** WORK INSTRUCTIONS **
Check each line of the material. Copy those containing "zabawy".

** STORED ROWS **
^^^^^^^^^^^^^^^^

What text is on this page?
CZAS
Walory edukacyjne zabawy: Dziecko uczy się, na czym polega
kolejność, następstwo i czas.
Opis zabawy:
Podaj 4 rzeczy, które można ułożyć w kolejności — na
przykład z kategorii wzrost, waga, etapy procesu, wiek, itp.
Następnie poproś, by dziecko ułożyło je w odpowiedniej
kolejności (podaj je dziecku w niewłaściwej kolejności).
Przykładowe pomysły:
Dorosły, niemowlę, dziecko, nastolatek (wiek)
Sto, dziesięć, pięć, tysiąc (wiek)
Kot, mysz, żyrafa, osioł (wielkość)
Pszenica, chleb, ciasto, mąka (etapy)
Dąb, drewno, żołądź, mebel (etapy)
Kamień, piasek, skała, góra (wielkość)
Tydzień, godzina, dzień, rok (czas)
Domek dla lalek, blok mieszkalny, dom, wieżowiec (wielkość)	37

^^^^^^^^^^^^^^^^

** IN RESPONSE **
Walory edukacyjne zabawy: Dziecko uczy się, na czym polega
Opis zabawy:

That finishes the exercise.